---- Given records

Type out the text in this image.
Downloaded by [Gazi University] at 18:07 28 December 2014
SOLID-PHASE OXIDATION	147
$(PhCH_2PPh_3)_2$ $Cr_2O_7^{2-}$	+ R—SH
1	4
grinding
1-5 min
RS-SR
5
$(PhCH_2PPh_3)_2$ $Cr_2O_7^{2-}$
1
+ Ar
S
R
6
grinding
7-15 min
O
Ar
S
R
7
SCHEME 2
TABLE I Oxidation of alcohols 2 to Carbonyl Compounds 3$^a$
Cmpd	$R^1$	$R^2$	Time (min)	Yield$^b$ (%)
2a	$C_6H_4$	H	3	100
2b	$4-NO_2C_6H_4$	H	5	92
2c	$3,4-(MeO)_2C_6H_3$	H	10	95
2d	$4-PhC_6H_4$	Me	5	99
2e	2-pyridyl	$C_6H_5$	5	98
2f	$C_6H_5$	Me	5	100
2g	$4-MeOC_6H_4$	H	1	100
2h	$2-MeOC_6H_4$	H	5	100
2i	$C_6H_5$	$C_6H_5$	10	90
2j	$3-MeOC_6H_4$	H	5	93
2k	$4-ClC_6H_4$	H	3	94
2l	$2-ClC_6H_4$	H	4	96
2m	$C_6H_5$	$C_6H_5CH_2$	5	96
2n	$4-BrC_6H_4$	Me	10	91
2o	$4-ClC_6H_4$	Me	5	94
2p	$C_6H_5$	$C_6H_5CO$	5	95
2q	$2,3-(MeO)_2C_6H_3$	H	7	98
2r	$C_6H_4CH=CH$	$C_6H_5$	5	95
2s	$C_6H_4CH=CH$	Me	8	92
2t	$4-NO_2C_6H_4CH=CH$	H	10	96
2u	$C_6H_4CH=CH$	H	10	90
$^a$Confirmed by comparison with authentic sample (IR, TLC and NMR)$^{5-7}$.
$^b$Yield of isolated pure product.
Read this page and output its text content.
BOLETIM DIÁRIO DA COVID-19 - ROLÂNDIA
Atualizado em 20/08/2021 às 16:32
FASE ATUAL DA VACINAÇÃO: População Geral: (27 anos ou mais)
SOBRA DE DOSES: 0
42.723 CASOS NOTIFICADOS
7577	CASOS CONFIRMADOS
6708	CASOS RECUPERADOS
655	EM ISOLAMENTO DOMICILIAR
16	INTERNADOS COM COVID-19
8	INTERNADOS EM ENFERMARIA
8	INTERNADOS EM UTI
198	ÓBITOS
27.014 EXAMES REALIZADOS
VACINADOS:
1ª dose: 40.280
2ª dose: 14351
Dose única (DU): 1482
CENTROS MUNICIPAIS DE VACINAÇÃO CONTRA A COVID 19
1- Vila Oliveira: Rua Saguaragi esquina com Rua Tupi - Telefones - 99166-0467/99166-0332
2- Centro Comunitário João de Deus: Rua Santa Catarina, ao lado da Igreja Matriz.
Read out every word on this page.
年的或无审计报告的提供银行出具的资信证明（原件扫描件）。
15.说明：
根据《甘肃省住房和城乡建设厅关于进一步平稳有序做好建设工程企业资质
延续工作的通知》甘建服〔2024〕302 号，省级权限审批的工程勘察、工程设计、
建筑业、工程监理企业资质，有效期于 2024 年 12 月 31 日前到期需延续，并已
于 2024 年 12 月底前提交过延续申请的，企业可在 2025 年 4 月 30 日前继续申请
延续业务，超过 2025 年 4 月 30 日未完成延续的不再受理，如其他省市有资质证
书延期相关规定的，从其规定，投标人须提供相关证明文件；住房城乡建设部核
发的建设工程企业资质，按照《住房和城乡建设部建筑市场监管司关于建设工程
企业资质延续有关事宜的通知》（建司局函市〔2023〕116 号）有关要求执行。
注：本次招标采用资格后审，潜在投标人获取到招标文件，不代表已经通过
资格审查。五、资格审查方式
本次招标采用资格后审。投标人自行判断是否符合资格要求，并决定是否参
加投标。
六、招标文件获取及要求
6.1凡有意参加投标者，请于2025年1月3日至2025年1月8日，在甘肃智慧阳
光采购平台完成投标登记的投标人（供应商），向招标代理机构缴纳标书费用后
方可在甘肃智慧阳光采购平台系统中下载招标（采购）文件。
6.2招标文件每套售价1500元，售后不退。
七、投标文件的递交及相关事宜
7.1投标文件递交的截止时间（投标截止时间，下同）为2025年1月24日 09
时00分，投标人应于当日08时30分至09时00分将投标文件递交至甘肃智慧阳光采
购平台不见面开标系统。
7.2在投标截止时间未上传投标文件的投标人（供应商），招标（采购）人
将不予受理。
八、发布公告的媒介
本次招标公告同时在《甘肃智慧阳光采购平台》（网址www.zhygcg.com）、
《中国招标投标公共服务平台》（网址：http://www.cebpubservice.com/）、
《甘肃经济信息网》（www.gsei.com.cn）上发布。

--------

§ **Required task**
Nothing in the listing may be changed; retype it all exactly.

§ **Correct result**
Type out the text in this image.
Downloaded by [Gazi University] at 18:07 28 December 2014
SOLID-PHASE OXIDATION	147
$(PhCH_2PPh_3)_2$ $Cr_2O_7^{2-}$	+ R—SH
1	4
grinding
1-5 min
RS-SR
5
$(PhCH_2PPh_3)_2$ $Cr_2O_7^{2-}$
1
+ Ar
S
R
6
grinding
7-15 min
O
Ar
S
R
7
SCHEME 2
TABLE I Oxidation of alcohols 2 to Carbonyl Compounds 3$^a$
Cmpd	$R^1$	$R^2$	Time (min)	Yield$^b$ (%)
2a	$C_6H_4$	H	3	100
2b	$4-NO_2C_6H_4$	H	5	92
2c	$3,4-(MeO)_2C_6H_3$	H	10	95
2d	$4-PhC_6H_4$	Me	5	99
2e	2-pyridyl	$C_6H_5$	5	98
2f	$C_6H_5$	Me	5	100
2g	$4-MeOC_6H_4$	H	1	100
2h	$2-MeOC_6H_4$	H	5	100
2i	$C_6H_5$	$C_6H_5$	10	90
2j	$3-MeOC_6H_4$	H	5	93
2k	$4-ClC_6H_4$	H	3	94
2l	$2-ClC_6H_4$	H	4	96
2m	$C_6H_5$	$C_6H_5CH_2$	5	96
2n	$4-BrC_6H_4$	Me	10	91
2o	$4-ClC_6H_4$	Me	5	94
2p	$C_6H_5$	$C_6H_5CO$	5	95
2q	$2,3-(MeO)_2C_6H_3$	H	7	98
2r	$C_6H_4CH=CH$	$C_6H_5$	5	95
2s	$C_6H_4CH=CH$	Me	8	92
2t	$4-NO_2C_6H_4CH=CH$	H	10	96
2u	$C_6H_4CH=CH$	H	10	90
$^a$Confirmed by comparison with authentic sample (IR, TLC and NMR)$^{5-7}$.
$^b$Yield of isolated pure product.
Read this page and output its text content.
BOLETIM DIÁRIO DA COVID-19 - ROLÂNDIA
Atualizado em 20/08/2021 às 16:32
FASE ATUAL DA VACINAÇÃO: População Geral: (27 anos ou mais)
SOBRA DE DOSES: 0
42.723 CASOS NOTIFICADOS
7577	CASOS CONFIRMADOS
6708	CASOS RECUPERADOS
655	EM ISOLAMENTO DOMICILIAR
16	INTERNADOS COM COVID-19
8	INTERNADOS EM ENFERMARIA
8	INTERNADOS EM UTI
198	ÓBITOS
27.014 EXAMES REALIZADOS
VACINADOS:
1ª dose: 40.280
2ª dose: 14351
Dose única (DU): 1482
CENTROS MUNICIPAIS DE VACINAÇÃO CONTRA A COVID 19
1- Vila Oliveira: Rua Saguaragi esquina com Rua Tupi - Telefones - 99166-0467/99166-0332
2- Centro Comunitário João de Deus: Rua Santa Catarina, ao lado da Igreja Matriz.
Read out every word on this page.
年的或无审计报告的提供银行出具的资信证明（原件扫描件）。
15.说明：
根据《甘肃省住房和城乡建设厅关于进一步平稳有序做好建设工程企业资质
延续工作的通知》甘建服〔2024〕302 号，省级权限审批的工程勘察、工程设计、
建筑业、工程监理企业资质，有效期于 2024 年 12 月 31 日前到期需延续，并已
于 2024 年 12 月底前提交过延续申请的，企业可在 2025 年 4 月 30 日前继续申请
延续业务，超过 2025 年 4 月 30 日未完成延续的不再受理，如其他省市有资质证
书延期相关规定的，从其规定，投标人须提供相关证明文件；住房城乡建设部核
发的建设工程企业资质，按照《住房和城乡建设部建筑市场监管司关于建设工程
企业资质延续有关事宜的通知》（建司局函市〔2023〕116 号）有关要求执行。
注：本次招标采用资格后审，潜在投标人获取到招标文件，不代表已经通过
资格审查。五、资格审查方式
本次招标采用资格后审。投标人自行判断是否符合资格要求，并决定是否参
加投标。
六、招标文件获取及要求
6.1凡有意参加投标者，请于2025年1月3日至2025年1月8日，在甘肃智慧阳
光采购平台完成投标登记的投标人（供应商），向招标代理机构缴纳标书费用后
方可在甘肃智慧阳光采购平台系统中下载招标（采购）文件。
6.2招标文件每套售价1500元，售后不退。
七、投标文件的递交及相关事宜
7.1投标文件递交的截止时间（投标截止时间，下同）为2025年1月24日 09
时00分，投标人应于当日08时30分至09时00分将投标文件递交至甘肃智慧阳光采
购平台不见面开标系统。
7.2在投标截止时间未上传投标文件的投标人（供应商），招标（采购）人
将不予受理。
八、发布公告的媒介
本次招标公告同时在《甘肃智慧阳光采购平台》（网址www.zhygcg.com）、
《中国招标投标公共服务平台》（网址：http://www.cebpubservice.com/）、
《甘肃经济信息网》（www.gsei.com.cn）上发布。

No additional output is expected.